**Required task**. Lines that hold the word "Time" should be located and copied.

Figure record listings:
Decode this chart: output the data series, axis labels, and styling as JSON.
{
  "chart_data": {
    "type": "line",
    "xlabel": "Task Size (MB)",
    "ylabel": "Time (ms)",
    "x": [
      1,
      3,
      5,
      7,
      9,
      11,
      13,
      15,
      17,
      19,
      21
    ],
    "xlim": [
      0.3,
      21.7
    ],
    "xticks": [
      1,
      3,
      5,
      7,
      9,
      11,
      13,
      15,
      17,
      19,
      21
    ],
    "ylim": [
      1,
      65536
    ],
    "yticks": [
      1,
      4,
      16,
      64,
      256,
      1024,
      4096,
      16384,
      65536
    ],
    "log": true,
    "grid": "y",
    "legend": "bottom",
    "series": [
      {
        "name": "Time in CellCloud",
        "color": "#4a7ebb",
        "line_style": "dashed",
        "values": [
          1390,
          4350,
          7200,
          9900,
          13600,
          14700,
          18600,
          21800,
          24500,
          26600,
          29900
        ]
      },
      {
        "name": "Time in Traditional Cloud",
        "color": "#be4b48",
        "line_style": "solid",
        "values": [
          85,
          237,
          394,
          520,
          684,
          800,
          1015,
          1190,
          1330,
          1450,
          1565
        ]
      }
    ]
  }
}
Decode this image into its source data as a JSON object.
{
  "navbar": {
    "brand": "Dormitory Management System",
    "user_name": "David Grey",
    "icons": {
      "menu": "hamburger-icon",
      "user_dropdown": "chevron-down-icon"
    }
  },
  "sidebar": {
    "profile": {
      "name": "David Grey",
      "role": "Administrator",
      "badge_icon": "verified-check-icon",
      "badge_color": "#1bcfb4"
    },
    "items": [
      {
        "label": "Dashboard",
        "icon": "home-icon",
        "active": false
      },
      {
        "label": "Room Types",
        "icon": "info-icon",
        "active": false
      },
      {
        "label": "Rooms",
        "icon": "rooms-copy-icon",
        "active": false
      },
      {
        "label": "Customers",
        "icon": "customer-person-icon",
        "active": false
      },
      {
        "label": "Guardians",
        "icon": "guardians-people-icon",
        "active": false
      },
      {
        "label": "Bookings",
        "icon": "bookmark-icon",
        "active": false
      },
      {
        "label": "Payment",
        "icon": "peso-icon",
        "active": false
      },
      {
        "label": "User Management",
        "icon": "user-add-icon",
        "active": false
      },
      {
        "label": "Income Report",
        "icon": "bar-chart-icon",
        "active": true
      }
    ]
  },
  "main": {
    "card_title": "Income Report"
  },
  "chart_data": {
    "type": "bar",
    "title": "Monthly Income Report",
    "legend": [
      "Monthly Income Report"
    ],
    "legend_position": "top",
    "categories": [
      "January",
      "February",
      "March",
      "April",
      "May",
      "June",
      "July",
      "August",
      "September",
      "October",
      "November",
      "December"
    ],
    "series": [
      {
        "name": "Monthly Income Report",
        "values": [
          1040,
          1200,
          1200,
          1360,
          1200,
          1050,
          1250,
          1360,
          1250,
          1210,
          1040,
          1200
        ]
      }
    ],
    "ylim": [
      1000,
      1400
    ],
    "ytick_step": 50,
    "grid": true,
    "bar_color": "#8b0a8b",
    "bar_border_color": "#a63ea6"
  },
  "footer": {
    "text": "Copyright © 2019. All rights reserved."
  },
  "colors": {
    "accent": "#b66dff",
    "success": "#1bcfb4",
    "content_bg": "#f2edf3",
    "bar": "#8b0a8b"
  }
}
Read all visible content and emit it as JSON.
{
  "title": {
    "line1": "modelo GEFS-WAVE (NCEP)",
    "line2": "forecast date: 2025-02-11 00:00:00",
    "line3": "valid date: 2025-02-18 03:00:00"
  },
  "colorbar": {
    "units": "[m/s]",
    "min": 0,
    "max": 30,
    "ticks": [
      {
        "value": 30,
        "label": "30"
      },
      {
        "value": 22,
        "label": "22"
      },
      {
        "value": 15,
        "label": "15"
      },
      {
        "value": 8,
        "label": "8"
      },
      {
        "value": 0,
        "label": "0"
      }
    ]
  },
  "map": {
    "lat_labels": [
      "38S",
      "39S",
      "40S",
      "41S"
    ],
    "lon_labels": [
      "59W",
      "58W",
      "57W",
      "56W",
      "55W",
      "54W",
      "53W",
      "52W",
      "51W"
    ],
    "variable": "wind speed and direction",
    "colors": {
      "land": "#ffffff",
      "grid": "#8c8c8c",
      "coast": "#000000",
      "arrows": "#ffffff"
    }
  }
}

**Final result**.
    "ylabel": "Time (ms)",
        "name": "Time in CellCloud",
        "name": "Time in Traditional Cloud",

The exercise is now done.